▸ Saved entries:

** Start **

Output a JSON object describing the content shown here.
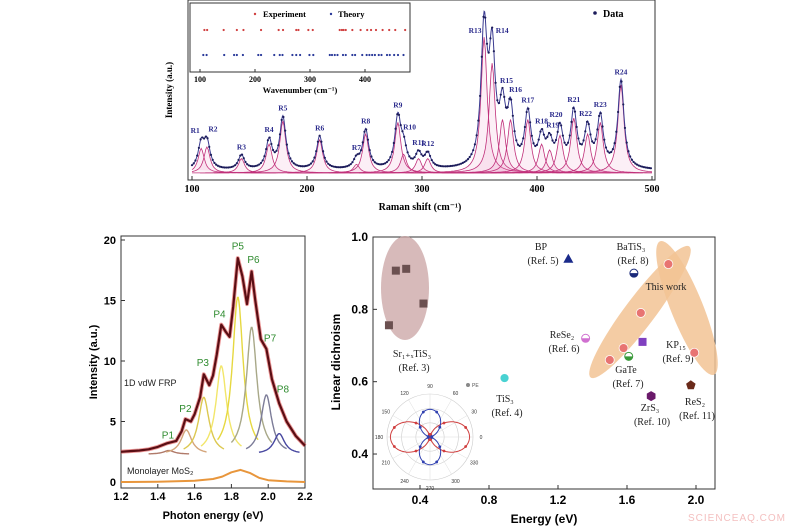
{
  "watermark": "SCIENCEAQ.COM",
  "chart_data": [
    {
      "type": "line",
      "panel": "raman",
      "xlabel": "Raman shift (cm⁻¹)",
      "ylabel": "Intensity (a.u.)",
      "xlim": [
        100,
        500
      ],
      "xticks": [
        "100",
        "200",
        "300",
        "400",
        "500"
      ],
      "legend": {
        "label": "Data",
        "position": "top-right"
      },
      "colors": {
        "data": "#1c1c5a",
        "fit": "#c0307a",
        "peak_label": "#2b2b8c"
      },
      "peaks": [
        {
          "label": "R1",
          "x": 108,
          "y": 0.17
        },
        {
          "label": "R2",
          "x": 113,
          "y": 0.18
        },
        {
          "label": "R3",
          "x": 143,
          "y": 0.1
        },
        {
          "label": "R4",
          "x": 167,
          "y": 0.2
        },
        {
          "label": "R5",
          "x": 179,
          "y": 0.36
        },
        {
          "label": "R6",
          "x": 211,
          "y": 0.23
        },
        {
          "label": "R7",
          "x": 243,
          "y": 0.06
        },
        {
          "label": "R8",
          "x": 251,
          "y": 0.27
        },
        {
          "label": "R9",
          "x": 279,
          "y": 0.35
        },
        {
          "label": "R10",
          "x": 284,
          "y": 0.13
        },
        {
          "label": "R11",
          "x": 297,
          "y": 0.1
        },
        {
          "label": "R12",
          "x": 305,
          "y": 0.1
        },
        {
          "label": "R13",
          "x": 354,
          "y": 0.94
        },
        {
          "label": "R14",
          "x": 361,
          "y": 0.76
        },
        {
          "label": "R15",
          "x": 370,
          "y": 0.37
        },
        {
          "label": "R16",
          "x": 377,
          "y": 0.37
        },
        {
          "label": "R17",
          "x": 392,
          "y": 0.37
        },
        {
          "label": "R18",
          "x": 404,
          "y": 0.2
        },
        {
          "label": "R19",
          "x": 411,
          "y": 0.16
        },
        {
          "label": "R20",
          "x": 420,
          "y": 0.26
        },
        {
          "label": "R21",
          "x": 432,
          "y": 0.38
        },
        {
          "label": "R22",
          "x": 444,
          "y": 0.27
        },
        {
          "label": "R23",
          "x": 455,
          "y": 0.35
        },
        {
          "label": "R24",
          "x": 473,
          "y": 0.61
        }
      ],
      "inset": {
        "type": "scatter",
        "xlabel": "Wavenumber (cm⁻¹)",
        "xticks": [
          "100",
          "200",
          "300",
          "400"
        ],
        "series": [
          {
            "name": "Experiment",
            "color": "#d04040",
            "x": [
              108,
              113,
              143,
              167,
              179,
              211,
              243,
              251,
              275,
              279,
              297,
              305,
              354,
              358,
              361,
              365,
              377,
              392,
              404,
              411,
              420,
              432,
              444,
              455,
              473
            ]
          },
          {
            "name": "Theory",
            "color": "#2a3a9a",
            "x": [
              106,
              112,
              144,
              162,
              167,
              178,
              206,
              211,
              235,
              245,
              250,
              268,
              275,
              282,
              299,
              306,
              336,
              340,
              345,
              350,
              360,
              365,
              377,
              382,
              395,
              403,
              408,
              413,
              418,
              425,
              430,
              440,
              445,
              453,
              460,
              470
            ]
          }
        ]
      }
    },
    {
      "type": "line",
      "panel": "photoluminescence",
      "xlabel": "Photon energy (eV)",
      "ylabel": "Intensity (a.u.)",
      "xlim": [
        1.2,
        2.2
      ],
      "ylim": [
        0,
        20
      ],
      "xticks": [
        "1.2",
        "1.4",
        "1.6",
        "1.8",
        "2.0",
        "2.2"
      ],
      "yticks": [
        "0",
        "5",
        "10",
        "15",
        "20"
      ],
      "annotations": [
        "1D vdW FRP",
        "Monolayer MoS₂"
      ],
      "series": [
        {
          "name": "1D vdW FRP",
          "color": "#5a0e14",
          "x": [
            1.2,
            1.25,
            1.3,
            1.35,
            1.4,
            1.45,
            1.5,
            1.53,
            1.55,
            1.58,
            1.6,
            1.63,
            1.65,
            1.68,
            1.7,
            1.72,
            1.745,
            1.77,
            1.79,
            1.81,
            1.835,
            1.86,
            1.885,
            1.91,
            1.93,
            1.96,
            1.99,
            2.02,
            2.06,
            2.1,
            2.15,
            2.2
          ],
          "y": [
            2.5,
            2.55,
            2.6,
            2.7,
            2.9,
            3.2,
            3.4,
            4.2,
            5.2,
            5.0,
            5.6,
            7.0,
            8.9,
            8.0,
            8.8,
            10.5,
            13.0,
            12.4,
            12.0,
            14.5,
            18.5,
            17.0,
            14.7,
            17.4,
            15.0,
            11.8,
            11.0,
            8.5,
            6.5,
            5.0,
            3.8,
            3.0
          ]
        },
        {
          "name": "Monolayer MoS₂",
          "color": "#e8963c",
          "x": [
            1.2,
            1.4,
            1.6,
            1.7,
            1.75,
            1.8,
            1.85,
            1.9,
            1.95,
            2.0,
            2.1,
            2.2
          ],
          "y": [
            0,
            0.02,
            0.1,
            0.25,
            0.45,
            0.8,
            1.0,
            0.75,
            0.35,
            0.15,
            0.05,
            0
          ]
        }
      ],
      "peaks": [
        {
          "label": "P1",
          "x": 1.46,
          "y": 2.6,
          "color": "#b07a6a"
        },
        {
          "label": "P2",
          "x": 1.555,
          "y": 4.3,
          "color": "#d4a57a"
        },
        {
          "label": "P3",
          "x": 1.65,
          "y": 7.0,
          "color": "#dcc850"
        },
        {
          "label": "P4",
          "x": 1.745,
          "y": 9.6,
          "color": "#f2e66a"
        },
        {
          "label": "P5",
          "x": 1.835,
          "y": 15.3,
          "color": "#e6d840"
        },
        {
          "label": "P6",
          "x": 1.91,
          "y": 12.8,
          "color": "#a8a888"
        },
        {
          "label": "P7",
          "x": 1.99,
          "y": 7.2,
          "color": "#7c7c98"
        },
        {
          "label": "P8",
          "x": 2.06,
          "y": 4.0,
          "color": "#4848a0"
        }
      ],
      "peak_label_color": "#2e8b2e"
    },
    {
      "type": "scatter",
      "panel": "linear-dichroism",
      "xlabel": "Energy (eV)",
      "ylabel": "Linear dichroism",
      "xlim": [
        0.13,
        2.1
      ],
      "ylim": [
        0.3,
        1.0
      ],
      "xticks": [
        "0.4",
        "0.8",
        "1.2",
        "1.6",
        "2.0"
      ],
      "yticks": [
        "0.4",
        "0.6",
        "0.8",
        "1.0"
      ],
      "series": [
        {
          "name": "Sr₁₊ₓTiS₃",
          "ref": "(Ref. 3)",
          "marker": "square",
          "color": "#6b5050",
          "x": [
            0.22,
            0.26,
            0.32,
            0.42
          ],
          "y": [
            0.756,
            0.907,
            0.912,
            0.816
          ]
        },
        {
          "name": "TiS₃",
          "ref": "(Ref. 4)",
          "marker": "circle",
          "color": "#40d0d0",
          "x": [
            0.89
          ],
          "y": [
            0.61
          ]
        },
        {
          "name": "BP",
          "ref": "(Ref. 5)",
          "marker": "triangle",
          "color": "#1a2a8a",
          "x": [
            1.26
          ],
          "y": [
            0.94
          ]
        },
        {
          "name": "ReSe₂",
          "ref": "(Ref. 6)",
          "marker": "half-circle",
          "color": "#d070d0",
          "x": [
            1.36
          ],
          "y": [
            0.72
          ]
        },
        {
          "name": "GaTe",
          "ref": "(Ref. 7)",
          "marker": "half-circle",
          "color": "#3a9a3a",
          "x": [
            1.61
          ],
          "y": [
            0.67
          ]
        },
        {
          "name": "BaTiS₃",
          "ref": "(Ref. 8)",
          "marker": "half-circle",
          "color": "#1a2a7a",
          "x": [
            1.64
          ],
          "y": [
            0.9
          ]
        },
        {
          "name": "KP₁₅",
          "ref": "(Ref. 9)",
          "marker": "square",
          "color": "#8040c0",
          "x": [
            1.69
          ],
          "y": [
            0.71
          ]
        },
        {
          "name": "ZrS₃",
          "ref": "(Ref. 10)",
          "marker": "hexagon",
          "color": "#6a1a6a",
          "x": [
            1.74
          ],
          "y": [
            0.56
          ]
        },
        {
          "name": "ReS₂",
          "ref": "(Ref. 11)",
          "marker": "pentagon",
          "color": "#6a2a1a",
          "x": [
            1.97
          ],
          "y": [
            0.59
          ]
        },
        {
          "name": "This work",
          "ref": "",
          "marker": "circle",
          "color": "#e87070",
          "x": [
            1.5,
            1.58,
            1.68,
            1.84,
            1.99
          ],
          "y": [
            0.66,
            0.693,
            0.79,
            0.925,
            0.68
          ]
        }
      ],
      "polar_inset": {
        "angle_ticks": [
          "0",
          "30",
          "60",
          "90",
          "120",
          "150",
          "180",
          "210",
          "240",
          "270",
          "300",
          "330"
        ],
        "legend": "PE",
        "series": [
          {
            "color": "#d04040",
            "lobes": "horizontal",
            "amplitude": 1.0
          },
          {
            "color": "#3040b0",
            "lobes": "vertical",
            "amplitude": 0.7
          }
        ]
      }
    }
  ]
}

** End **
** Start **

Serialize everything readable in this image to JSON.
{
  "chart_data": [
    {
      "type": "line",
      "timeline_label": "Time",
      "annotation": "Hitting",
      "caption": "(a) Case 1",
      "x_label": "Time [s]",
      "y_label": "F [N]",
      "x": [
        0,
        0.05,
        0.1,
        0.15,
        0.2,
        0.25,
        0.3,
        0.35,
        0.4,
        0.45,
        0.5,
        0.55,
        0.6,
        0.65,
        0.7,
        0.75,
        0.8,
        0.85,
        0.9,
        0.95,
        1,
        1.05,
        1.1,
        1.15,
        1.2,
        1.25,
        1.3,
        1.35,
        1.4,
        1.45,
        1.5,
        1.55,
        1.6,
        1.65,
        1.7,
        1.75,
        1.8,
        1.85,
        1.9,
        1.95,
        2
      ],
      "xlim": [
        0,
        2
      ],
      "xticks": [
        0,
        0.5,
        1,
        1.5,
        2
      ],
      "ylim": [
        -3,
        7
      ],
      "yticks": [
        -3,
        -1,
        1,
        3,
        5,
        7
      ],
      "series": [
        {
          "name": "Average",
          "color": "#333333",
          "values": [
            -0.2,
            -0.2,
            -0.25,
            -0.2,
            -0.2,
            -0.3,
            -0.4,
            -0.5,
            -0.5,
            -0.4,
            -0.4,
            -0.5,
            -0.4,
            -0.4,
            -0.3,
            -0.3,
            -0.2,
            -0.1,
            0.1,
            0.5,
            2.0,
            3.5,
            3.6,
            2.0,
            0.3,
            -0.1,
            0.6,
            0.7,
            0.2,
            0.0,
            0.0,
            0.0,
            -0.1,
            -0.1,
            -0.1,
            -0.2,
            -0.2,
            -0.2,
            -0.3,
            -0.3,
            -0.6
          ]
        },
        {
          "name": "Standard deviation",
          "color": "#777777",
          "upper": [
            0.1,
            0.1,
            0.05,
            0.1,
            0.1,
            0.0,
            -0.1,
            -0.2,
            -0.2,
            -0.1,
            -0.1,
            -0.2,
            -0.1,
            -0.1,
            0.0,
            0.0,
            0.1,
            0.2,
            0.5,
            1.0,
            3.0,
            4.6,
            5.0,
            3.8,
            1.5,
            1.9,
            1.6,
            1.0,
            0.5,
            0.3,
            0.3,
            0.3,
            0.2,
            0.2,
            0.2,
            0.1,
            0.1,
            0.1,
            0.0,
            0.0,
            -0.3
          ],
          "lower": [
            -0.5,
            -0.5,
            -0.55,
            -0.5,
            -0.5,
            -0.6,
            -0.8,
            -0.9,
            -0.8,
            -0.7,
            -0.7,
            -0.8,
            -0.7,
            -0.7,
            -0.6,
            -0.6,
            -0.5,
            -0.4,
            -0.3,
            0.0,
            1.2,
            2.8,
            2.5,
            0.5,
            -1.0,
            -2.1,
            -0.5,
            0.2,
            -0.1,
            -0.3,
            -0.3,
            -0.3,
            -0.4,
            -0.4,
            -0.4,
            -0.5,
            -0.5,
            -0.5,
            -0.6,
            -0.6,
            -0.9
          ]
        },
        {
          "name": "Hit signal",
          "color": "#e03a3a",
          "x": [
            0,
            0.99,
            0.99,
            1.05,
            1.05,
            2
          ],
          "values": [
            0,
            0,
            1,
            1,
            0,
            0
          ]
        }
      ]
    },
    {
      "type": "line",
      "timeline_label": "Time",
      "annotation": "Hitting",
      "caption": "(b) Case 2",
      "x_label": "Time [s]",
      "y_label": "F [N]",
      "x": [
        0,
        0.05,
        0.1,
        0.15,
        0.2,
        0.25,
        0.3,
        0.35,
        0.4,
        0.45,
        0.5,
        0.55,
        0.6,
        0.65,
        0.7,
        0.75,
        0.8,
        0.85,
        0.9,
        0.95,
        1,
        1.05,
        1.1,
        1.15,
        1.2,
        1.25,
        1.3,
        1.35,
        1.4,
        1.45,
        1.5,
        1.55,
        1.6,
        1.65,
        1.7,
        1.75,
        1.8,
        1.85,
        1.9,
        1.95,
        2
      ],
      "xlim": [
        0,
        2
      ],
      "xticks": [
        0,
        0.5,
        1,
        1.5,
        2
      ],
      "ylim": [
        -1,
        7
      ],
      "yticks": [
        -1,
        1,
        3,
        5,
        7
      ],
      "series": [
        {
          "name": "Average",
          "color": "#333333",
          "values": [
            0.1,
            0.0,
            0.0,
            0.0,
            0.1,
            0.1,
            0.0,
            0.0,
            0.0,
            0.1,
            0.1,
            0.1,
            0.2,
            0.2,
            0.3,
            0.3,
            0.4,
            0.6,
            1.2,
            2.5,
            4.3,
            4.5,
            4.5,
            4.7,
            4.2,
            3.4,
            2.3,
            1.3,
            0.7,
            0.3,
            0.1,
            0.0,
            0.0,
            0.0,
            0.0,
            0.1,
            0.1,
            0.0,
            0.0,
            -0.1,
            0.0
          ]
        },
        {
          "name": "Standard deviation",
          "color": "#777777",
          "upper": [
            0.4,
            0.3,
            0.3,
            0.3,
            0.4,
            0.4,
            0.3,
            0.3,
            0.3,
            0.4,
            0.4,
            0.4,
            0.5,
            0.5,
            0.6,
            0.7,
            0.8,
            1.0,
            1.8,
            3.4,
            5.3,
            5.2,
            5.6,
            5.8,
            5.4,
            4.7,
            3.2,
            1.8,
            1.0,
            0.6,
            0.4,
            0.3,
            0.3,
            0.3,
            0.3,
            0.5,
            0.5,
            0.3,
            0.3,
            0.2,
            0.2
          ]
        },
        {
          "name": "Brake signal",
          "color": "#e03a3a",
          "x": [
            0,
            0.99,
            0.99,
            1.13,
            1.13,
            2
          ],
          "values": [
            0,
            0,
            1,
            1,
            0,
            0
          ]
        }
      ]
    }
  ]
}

** End **
** Start **

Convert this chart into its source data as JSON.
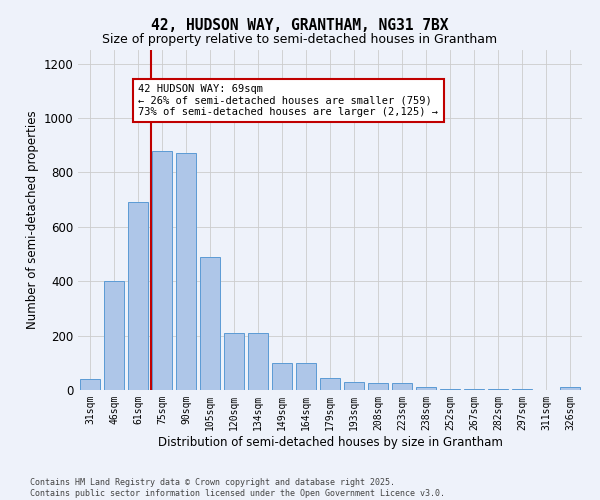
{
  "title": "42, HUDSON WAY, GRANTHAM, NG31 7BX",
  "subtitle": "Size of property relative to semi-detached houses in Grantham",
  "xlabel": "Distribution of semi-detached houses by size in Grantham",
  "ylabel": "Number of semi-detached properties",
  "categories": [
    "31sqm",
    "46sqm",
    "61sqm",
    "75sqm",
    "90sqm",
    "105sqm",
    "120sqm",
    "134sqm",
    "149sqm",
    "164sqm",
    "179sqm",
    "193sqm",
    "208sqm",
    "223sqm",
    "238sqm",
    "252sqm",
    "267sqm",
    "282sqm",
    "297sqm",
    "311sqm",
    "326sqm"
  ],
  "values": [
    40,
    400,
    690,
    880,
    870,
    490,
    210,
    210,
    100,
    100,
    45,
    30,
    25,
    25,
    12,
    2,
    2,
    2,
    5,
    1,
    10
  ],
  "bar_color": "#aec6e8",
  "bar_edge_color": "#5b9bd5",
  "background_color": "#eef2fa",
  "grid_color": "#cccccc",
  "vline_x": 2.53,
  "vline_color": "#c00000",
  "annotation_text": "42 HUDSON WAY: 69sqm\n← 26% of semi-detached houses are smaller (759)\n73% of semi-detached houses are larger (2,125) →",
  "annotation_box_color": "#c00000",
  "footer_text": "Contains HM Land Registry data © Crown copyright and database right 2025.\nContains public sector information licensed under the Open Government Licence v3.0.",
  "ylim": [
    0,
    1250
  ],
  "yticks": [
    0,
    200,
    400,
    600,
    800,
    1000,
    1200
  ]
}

** End **

▸ What needs to be done: How many of the lines above hold the word "houses"? Give only that number.

▸ Correct response: 3